_Aim of the exercise_
Put the lines from the one with "width-metric-l: 55.9 —" through the one with "size-col-metric-2xl: 2XL —", both included, into a Markdown table with the columns No. and Line, leaving out any blank lines.

Element boundary rows:
---

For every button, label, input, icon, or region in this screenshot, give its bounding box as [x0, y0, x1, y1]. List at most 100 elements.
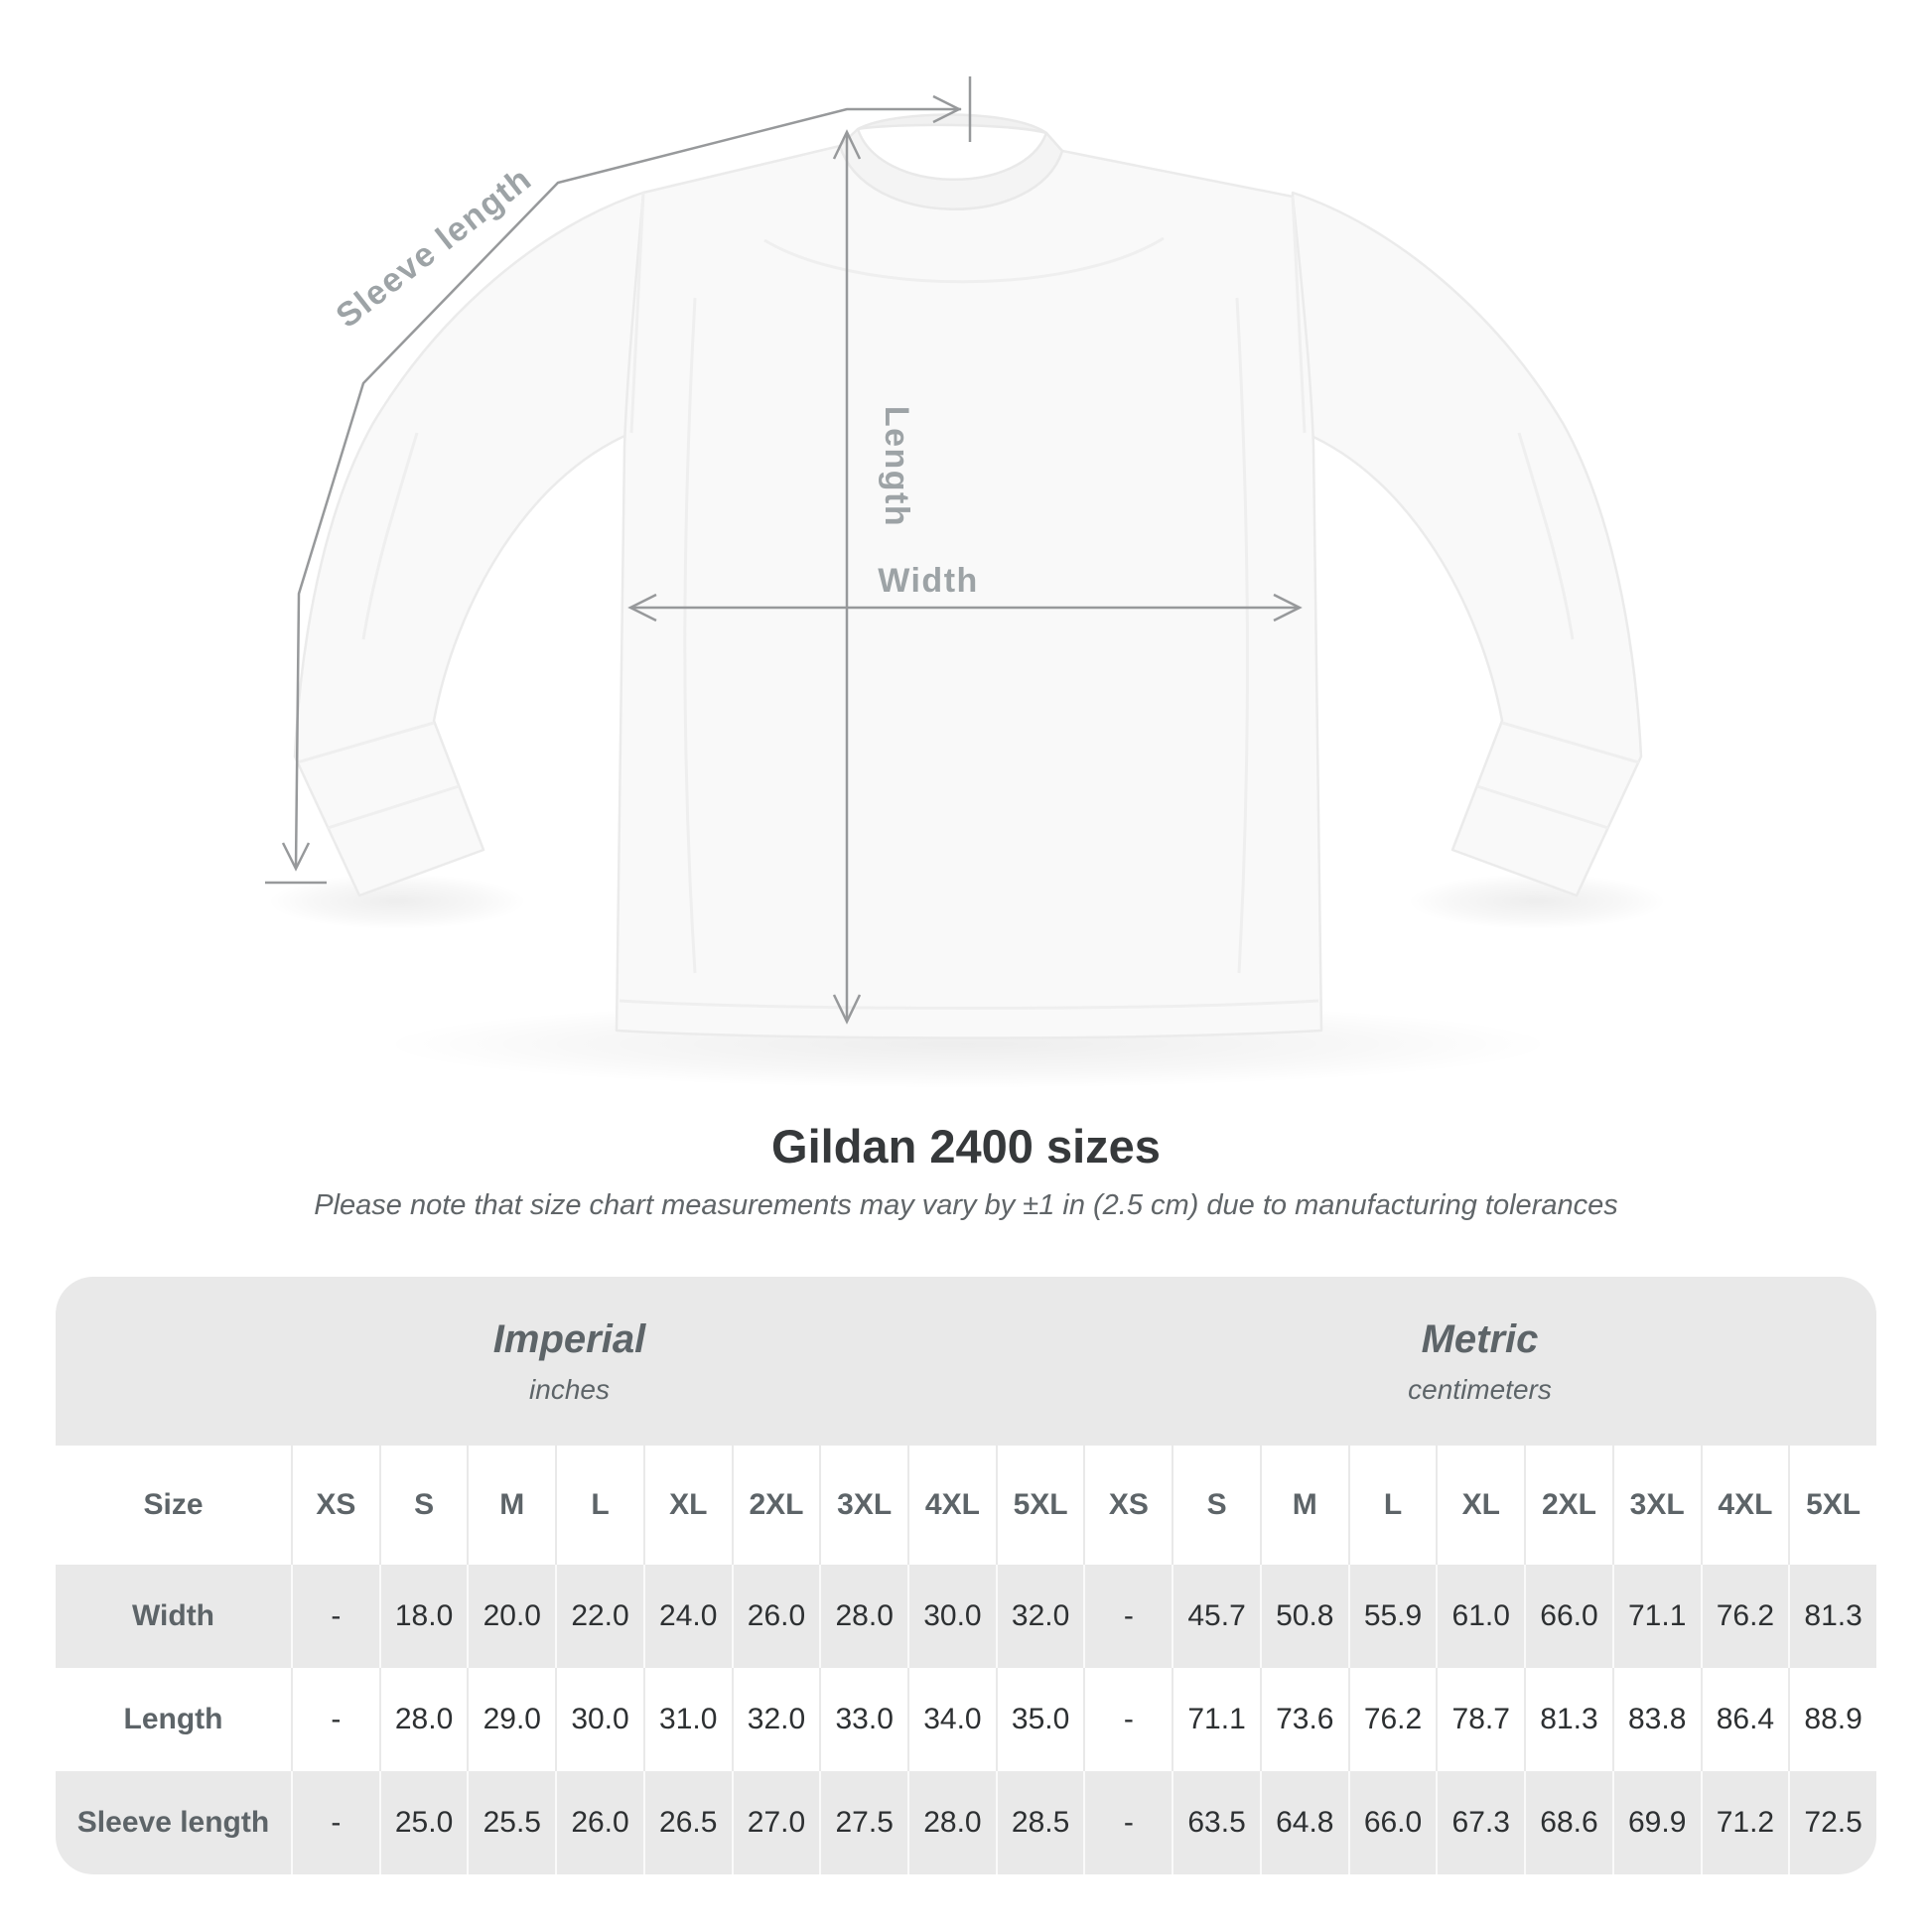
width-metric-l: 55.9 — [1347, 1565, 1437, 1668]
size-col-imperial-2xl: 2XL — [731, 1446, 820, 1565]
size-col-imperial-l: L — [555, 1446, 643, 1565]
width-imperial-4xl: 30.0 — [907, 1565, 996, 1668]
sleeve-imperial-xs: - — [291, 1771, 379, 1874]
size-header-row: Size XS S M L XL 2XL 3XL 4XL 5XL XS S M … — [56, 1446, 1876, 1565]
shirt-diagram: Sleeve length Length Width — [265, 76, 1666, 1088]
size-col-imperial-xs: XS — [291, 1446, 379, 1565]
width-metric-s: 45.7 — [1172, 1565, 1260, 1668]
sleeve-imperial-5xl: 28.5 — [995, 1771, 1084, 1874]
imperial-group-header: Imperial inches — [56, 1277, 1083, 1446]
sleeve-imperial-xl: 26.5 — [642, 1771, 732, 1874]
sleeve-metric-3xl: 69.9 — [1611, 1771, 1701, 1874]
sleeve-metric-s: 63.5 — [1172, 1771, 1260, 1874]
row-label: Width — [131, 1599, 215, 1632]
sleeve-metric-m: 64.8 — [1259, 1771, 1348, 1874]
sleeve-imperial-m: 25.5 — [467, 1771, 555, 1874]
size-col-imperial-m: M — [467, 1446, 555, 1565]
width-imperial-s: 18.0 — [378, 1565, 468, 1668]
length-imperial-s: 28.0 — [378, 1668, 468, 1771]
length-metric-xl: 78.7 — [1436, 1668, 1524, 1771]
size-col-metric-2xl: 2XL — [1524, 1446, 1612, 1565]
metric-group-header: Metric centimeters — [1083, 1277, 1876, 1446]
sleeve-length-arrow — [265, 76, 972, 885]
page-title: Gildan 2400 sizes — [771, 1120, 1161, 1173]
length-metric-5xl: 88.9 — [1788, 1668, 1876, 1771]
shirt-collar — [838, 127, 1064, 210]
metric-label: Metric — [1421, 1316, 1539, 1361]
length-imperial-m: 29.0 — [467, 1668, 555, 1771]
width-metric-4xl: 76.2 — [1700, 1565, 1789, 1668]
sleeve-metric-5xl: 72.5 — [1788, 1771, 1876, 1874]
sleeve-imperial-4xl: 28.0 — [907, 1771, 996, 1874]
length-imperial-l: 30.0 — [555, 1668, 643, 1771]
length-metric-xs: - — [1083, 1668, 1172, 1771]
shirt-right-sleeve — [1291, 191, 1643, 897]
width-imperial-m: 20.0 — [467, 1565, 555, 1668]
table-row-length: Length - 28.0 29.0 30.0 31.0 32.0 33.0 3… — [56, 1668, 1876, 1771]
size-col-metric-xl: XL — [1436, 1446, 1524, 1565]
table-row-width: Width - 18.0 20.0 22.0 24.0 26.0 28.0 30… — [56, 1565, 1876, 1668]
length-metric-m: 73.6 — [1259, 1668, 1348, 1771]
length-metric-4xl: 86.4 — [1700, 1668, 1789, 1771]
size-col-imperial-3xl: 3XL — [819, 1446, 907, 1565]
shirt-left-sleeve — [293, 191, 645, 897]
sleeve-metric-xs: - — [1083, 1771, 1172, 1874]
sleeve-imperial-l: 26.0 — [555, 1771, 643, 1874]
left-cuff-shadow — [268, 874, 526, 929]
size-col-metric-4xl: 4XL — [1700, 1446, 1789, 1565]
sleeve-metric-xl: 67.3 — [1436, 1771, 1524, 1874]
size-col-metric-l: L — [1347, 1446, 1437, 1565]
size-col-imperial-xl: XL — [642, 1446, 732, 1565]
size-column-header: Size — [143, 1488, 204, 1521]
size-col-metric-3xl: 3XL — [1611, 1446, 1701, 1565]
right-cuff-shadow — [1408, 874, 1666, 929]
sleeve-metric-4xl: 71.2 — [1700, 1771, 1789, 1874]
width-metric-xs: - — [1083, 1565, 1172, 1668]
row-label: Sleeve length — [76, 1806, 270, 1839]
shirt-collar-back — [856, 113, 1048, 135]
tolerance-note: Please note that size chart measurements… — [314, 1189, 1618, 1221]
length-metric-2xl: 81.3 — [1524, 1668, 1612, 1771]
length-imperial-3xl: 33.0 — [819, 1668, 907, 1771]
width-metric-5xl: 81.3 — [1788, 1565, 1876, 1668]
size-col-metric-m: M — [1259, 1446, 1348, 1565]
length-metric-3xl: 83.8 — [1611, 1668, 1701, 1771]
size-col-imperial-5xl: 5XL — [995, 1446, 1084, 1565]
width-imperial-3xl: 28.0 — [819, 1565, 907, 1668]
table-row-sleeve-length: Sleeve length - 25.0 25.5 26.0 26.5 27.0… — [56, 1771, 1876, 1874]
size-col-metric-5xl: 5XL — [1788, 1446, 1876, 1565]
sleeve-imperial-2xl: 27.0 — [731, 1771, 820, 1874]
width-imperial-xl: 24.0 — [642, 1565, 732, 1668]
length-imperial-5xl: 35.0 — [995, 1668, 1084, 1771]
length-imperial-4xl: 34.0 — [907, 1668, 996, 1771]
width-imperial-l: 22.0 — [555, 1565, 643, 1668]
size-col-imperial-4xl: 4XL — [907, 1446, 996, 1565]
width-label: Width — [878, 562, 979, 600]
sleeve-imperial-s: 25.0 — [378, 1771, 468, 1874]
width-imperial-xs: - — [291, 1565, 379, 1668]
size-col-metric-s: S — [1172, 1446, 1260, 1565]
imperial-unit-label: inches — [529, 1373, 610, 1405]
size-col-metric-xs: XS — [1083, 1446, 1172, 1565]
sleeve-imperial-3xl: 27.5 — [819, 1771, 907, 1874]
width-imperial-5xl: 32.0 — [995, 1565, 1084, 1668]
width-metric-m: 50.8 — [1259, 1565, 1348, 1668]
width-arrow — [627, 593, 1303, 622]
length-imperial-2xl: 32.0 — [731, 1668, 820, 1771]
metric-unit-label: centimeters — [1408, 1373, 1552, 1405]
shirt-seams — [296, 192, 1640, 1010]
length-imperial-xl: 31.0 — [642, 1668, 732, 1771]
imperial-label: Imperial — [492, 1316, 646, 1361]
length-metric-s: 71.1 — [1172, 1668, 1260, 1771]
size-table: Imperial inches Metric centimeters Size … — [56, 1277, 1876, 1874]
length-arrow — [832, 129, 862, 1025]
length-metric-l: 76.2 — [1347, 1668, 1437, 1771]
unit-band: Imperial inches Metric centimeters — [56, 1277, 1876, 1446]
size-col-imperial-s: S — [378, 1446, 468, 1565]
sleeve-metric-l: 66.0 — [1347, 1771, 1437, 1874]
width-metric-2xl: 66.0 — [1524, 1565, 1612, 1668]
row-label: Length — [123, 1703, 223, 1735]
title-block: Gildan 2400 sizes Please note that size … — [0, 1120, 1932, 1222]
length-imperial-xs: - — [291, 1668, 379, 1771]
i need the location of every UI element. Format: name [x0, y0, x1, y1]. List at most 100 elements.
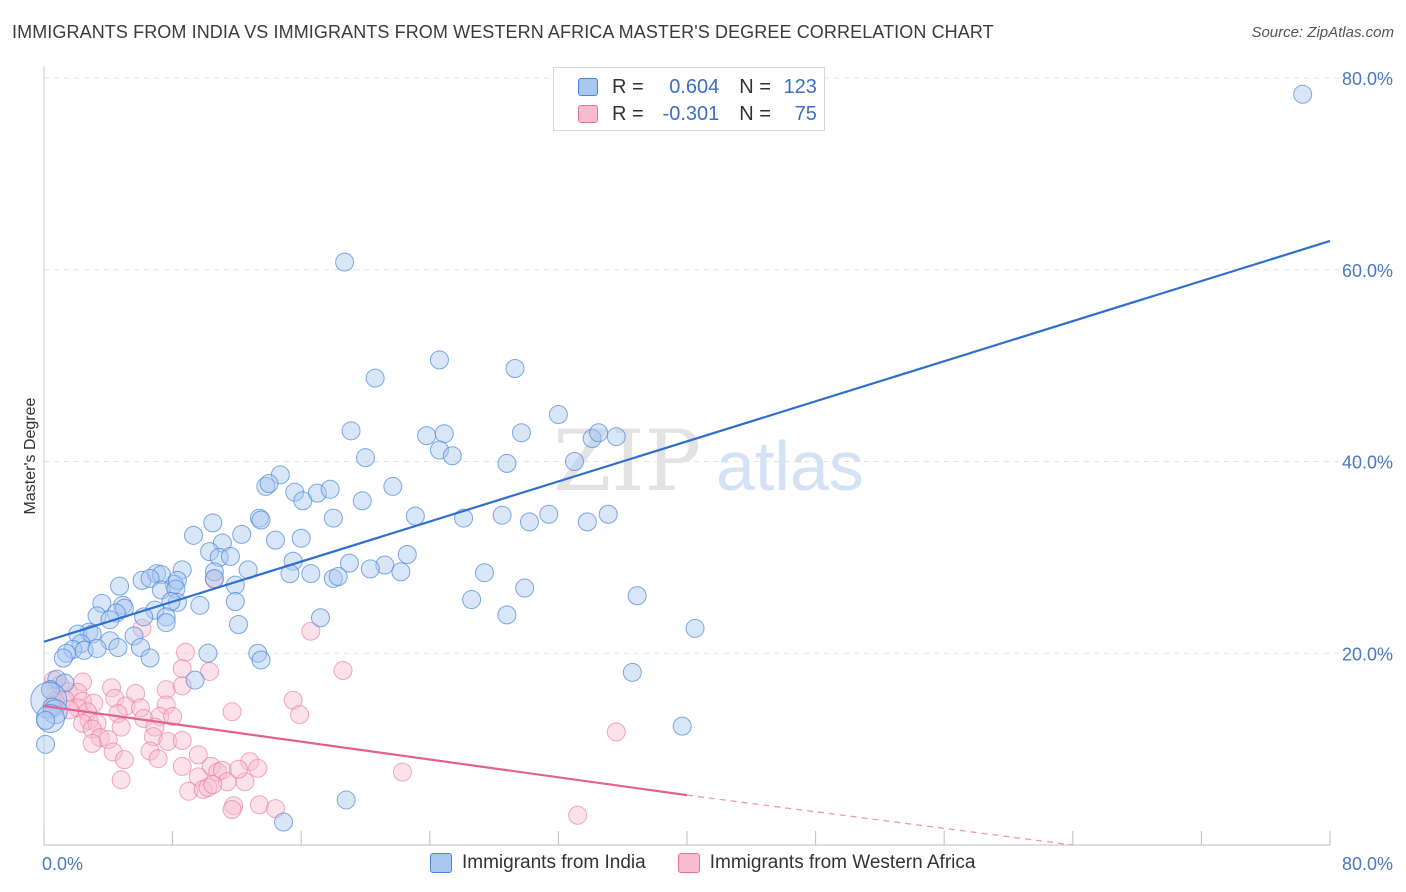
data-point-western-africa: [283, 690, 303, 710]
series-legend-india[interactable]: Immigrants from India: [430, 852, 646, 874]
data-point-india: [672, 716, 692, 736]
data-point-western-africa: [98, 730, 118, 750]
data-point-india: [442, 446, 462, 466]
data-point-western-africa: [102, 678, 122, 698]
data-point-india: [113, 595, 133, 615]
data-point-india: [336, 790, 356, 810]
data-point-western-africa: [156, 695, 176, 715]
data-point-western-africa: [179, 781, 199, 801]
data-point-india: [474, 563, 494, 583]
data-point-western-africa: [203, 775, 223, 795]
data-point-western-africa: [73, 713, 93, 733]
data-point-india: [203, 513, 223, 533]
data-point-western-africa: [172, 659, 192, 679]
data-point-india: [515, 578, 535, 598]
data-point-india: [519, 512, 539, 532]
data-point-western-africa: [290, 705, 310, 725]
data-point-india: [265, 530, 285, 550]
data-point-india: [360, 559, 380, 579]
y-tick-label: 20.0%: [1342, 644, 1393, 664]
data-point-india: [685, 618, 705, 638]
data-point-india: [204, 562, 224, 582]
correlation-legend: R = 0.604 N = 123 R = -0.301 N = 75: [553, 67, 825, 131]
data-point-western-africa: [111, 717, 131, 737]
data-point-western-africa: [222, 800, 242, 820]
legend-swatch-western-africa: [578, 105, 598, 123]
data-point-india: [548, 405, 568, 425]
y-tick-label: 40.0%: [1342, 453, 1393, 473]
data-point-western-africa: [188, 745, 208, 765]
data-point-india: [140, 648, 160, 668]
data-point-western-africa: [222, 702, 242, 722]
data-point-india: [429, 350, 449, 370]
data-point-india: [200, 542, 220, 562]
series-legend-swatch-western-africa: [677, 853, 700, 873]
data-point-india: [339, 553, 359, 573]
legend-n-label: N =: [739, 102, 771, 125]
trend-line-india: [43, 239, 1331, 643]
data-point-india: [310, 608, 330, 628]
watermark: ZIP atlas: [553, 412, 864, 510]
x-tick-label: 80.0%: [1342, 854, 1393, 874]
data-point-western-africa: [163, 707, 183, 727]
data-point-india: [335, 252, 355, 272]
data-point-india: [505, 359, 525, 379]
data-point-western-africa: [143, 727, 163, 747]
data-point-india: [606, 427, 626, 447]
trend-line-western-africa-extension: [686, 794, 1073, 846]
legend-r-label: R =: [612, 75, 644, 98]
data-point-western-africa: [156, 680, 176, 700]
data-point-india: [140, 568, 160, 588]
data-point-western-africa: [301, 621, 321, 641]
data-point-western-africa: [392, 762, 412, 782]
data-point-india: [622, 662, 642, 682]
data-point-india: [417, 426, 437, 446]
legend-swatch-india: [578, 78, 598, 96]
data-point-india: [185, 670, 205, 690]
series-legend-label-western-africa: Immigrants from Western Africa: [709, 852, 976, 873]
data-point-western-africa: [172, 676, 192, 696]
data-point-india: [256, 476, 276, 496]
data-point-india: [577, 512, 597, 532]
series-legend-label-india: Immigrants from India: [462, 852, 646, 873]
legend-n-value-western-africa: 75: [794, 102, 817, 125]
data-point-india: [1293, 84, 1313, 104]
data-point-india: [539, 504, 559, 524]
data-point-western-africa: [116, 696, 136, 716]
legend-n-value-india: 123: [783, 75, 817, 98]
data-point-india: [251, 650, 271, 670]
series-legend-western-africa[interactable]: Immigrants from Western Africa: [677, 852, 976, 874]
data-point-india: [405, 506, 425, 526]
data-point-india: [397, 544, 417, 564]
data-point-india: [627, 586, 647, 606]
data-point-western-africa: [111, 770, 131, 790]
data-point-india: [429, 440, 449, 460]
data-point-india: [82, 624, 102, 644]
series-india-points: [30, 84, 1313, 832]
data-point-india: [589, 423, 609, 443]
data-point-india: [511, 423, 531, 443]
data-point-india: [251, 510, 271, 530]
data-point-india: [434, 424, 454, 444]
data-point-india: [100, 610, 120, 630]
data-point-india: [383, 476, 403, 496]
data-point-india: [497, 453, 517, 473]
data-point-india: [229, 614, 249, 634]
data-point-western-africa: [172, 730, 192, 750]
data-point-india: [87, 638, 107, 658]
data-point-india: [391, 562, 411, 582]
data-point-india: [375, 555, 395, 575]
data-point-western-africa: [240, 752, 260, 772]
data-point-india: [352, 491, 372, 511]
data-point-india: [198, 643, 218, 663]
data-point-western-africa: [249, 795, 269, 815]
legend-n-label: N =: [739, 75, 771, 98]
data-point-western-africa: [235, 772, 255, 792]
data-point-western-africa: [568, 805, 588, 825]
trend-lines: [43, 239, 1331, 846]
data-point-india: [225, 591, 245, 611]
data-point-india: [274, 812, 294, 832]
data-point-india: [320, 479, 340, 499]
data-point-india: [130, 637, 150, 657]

---

_Expected answer_
| No. | Line |
|---|---|
| 1 | width-metric-l: 55.9 — [1347, 1565, 1437, 1668] |
| 2 | size-col-imperial-2xl: 2XL — [731, 1446, 820, 1565] |
| 3 | size-col-imperial-l: L — [555, 1446, 643, 1565] |
| 4 | width-imperial-4xl: 30.0 — [907, 1565, 996, 1668] |
| 5 | sleeve-imperial-xs: - — [291, 1771, 379, 1874] |
| 6 | size-header-row: Size XS S M L XL 2XL 3XL 4XL 5XL XS S M … — [56, 1446, 1876, 1565] |
| 7 | shirt-diagram: Sleeve length Length Width — [265, 76, 1666, 1088] |
| 8 | size-col-imperial-xs: XS — [291, 1446, 379, 1565] |
| 9 | width-metric-s: 45.7 — [1172, 1565, 1260, 1668] |
| 10 | sleeve-imperial-5xl: 28.5 — [995, 1771, 1084, 1874] |
| 11 | imperial-group-header: Imperial inches — [56, 1277, 1083, 1446] |
| 12 | sleeve-imperial-xl: 26.5 — [642, 1771, 732, 1874] |
| 13 | sleeve-metric-3xl: 69.9 — [1611, 1771, 1701, 1874] |
| 14 | sleeve-metric-s: 63.5 — [1172, 1771, 1260, 1874] |
| 15 | row-label: Width — [131, 1599, 215, 1632] |
| 16 | sleeve-metric-m: 64.8 — [1259, 1771, 1348, 1874] |
| 17 | sleeve-imperial-m: 25.5 — [467, 1771, 555, 1874] |
| 18 | size-col-imperial-m: M — [467, 1446, 555, 1565] |
| 19 | width-imperial-s: 18.0 — [378, 1565, 468, 1668] |
| 20 | length-imperial-s: 28.0 — [378, 1668, 468, 1771] |
| 21 | length-metric-xl: 78.7 — [1436, 1668, 1524, 1771] |
| 22 | size-col-metric-2xl: 2XL — [1524, 1446, 1612, 1565] |